## Exercise aim
In how many lines of the entries below does "phenylalanine" appear? Give only the number.

Excerpts from a dataset:
━━━━━━━━

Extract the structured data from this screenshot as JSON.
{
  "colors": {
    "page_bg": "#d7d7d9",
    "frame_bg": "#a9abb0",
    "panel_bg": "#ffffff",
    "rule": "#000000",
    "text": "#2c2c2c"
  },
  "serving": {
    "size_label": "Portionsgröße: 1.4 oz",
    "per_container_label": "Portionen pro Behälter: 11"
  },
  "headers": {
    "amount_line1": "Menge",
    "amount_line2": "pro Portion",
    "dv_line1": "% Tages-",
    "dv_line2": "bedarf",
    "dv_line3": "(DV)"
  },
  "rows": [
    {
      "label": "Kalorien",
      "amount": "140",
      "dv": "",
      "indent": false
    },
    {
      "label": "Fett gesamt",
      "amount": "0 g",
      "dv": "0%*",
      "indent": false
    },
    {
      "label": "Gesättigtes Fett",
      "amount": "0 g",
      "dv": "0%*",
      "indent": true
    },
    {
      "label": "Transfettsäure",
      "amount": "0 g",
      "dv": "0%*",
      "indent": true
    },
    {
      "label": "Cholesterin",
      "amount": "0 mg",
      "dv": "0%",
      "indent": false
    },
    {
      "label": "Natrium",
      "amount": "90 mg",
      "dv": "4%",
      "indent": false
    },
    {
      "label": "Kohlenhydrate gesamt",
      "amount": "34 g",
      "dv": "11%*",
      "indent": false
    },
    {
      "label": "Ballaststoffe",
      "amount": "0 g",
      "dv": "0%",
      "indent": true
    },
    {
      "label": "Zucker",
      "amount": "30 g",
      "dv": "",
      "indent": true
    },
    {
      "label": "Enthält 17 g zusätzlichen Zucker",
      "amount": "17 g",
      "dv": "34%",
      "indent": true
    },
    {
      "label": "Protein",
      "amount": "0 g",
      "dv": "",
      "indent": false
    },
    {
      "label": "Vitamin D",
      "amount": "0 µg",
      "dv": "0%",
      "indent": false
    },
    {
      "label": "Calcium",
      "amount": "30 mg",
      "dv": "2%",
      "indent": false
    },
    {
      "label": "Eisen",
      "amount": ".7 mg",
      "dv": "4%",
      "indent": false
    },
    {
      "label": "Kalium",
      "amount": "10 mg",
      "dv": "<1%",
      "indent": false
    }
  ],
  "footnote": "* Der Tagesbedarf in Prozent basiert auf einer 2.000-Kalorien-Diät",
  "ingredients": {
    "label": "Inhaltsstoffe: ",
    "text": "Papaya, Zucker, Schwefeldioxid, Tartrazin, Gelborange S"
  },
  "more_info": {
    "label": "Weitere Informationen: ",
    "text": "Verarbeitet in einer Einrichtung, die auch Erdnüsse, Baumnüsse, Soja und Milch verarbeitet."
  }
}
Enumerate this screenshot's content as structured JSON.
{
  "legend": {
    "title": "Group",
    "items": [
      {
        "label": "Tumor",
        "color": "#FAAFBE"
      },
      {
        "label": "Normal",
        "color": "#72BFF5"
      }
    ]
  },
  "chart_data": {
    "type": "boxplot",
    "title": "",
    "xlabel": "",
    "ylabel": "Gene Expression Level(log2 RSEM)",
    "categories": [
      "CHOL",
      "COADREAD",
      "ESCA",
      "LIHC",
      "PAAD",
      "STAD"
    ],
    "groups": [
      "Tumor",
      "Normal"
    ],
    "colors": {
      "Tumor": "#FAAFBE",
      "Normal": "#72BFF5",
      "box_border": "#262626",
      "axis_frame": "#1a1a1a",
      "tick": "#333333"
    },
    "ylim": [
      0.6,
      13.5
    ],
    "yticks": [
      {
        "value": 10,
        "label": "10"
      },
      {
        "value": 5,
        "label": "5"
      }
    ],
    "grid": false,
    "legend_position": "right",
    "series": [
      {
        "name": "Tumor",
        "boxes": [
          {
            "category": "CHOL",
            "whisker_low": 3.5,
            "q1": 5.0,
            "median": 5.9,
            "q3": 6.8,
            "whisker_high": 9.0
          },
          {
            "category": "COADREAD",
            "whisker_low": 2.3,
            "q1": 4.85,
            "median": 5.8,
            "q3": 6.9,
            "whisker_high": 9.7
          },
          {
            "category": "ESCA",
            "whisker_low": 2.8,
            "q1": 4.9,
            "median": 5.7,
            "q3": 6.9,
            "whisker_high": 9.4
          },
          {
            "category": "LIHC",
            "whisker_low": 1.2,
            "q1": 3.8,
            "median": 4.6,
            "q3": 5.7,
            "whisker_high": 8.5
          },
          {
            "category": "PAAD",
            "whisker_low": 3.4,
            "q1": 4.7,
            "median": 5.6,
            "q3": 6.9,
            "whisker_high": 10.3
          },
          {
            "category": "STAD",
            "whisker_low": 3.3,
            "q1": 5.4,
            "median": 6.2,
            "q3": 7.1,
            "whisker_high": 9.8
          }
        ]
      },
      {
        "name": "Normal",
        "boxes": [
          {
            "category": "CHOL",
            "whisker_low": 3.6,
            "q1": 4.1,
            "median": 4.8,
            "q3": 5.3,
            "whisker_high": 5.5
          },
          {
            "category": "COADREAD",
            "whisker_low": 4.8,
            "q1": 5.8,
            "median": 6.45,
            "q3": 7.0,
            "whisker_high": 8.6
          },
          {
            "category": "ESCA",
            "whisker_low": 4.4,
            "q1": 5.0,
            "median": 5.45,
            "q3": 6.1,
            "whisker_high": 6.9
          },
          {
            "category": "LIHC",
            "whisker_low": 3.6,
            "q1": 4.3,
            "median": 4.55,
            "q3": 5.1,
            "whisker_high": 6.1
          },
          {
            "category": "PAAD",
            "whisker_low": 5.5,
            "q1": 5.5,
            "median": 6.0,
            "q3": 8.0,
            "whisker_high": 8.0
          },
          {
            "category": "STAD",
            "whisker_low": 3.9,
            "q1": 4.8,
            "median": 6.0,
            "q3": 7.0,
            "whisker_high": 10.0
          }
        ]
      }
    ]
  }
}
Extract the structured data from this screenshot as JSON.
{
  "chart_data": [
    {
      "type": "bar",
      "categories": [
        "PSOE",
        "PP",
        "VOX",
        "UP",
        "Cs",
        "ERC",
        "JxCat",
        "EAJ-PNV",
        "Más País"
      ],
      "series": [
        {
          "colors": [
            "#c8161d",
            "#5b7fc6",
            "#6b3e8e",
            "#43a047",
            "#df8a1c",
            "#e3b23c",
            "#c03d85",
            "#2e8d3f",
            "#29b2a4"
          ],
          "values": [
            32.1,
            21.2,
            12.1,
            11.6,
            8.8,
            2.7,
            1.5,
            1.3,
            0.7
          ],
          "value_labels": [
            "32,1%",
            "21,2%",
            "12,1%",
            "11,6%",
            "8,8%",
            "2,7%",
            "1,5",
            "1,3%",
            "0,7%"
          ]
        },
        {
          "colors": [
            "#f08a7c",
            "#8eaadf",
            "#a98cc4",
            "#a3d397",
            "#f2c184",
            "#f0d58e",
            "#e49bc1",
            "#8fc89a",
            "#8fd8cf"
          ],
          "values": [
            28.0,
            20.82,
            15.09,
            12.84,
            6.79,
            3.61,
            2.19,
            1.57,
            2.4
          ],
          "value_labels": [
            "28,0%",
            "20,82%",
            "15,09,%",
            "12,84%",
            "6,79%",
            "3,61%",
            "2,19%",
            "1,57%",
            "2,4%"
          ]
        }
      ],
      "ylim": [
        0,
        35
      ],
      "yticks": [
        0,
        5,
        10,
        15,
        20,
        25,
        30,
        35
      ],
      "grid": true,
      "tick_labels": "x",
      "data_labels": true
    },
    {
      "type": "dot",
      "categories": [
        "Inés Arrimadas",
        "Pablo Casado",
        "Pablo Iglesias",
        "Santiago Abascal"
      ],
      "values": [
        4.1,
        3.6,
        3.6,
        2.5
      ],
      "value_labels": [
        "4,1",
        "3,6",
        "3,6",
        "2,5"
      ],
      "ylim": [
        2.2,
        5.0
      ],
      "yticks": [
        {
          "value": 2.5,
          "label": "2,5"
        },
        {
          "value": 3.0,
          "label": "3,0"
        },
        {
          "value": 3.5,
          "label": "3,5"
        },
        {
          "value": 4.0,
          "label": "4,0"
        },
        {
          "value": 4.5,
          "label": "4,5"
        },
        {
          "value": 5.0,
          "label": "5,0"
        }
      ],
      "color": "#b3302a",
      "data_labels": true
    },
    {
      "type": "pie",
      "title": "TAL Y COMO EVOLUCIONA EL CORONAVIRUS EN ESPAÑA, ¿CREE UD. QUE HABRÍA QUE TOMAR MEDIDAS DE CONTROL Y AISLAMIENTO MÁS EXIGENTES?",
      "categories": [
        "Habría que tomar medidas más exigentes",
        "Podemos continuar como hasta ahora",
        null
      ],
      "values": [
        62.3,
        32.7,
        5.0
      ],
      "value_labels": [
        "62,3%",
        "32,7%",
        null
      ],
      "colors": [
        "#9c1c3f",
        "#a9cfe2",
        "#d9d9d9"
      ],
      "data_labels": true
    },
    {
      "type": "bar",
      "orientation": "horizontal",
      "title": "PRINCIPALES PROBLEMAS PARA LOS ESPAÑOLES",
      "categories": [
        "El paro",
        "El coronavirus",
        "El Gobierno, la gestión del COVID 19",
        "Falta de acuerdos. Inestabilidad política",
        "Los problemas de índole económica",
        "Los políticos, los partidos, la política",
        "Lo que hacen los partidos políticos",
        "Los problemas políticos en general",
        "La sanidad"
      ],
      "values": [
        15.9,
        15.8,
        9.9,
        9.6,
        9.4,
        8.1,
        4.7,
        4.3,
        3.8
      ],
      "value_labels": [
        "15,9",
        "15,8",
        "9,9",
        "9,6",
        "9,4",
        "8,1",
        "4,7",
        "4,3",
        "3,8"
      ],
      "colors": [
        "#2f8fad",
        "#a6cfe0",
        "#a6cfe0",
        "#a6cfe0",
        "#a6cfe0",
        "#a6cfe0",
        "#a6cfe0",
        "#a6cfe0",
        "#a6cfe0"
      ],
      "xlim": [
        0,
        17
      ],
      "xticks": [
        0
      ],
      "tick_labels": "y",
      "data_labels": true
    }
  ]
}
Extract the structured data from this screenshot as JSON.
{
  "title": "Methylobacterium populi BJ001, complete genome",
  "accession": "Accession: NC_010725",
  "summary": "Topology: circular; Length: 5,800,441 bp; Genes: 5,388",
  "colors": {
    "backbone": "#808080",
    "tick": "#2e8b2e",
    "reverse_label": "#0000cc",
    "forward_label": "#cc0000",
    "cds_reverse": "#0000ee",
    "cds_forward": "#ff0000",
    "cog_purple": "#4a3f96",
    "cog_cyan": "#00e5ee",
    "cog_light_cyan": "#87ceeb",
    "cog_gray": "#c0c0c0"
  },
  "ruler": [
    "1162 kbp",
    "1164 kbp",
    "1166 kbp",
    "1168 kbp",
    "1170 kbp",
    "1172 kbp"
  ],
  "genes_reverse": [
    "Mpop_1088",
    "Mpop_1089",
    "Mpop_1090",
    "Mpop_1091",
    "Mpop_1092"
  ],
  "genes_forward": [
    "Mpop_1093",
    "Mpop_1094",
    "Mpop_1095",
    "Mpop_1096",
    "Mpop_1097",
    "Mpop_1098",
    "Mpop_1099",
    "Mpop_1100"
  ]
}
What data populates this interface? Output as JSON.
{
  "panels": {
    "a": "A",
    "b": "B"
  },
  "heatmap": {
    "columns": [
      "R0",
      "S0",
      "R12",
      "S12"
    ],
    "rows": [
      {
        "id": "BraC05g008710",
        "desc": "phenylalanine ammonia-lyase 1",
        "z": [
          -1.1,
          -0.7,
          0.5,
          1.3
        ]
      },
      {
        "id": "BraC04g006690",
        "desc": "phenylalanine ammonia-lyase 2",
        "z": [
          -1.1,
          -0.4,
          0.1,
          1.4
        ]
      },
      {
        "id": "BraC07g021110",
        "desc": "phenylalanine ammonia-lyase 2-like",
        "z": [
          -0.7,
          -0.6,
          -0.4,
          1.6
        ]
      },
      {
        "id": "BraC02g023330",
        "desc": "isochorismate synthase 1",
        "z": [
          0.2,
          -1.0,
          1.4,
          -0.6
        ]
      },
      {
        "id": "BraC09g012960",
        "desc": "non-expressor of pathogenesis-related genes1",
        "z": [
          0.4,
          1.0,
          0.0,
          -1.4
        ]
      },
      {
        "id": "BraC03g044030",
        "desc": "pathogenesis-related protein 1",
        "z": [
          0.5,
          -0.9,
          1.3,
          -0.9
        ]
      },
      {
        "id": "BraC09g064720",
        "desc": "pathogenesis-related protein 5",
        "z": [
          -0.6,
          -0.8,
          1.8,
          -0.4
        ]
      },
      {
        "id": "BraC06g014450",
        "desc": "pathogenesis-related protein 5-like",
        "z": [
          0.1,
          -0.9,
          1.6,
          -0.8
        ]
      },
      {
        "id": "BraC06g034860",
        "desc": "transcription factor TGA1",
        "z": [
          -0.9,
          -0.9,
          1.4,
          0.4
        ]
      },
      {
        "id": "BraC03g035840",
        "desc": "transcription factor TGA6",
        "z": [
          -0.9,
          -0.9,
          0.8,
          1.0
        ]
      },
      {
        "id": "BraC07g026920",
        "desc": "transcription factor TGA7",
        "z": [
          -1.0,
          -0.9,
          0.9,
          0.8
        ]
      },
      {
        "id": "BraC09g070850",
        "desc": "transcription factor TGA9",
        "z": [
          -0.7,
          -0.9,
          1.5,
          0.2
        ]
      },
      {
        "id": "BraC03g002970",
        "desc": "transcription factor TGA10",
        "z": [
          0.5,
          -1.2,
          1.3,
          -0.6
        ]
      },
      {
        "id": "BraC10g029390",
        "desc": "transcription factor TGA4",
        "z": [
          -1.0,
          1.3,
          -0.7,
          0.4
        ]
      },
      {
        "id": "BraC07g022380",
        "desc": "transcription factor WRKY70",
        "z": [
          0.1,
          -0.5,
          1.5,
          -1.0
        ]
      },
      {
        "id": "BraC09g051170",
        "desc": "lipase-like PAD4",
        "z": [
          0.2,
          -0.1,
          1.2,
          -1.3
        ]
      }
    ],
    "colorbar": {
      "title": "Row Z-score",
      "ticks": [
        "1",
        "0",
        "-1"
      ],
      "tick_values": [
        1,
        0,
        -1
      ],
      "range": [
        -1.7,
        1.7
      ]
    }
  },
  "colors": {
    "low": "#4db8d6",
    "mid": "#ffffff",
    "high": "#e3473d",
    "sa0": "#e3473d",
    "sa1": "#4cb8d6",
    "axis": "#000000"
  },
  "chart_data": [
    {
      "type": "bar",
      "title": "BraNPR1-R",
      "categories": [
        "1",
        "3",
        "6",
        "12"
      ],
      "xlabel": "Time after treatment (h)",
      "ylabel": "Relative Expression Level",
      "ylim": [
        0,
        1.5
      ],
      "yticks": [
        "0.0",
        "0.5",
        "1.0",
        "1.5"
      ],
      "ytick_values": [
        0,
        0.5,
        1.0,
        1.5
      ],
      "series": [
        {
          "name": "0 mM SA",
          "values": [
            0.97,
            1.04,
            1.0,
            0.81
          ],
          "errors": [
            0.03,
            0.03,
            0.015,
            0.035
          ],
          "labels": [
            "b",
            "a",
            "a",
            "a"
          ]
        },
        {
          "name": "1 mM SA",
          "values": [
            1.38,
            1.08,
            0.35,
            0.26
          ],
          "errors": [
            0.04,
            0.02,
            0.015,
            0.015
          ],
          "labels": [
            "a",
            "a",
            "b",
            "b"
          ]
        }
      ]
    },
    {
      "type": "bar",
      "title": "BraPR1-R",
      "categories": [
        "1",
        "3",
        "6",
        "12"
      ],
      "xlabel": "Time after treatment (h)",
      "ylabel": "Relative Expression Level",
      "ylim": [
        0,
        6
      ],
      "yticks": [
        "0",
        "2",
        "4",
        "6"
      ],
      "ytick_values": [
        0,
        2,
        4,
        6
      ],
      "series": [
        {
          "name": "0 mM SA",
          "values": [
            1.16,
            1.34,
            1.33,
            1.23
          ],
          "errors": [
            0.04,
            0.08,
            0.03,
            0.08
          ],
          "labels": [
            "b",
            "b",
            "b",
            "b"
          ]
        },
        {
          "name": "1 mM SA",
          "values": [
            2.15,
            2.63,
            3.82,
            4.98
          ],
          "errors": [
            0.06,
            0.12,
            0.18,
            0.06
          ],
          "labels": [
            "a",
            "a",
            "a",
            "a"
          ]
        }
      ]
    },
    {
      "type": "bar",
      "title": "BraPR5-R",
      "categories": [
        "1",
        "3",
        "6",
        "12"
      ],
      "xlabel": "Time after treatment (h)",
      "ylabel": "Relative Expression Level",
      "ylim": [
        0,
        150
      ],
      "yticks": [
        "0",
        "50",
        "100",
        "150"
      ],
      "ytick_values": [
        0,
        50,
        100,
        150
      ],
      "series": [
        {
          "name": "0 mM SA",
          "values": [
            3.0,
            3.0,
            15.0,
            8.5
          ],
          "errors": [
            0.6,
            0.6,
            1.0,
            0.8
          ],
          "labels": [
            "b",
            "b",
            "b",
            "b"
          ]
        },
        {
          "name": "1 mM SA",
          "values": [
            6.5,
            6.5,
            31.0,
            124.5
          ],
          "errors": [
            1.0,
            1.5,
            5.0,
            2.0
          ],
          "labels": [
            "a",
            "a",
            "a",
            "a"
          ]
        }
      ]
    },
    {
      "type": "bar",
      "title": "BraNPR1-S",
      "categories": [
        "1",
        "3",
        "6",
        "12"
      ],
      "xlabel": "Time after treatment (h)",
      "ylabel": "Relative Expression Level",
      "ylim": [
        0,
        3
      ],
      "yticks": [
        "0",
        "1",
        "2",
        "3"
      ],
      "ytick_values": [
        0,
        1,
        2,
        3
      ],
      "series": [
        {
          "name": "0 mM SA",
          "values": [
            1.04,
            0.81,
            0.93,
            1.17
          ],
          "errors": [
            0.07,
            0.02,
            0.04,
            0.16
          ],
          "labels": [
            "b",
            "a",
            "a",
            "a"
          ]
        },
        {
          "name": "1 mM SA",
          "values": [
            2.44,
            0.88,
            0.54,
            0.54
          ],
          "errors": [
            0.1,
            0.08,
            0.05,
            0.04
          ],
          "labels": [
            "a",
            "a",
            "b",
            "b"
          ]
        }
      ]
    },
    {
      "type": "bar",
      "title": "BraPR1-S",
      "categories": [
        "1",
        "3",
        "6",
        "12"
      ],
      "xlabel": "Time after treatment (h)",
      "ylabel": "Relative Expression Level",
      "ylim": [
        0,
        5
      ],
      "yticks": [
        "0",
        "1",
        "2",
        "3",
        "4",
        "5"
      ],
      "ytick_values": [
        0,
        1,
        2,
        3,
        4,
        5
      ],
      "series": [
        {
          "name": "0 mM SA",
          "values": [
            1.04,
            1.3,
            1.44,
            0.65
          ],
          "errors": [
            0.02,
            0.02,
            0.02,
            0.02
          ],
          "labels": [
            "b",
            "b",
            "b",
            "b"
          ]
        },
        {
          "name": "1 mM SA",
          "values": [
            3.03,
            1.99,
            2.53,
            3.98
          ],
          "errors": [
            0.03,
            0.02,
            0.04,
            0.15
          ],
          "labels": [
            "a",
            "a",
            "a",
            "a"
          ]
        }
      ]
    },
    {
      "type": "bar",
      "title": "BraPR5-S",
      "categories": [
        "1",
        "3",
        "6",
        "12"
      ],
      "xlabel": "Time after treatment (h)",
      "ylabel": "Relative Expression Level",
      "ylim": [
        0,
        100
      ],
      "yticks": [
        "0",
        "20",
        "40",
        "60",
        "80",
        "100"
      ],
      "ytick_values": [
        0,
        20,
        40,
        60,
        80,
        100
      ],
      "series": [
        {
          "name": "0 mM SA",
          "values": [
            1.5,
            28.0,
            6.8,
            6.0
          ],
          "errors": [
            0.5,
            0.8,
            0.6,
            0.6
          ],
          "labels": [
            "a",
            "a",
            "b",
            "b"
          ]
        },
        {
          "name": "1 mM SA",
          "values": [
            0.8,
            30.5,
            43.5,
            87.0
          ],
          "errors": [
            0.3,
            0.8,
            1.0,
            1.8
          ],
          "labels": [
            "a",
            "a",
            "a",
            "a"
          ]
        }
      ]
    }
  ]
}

━━━━━━━━

## Exercise response
3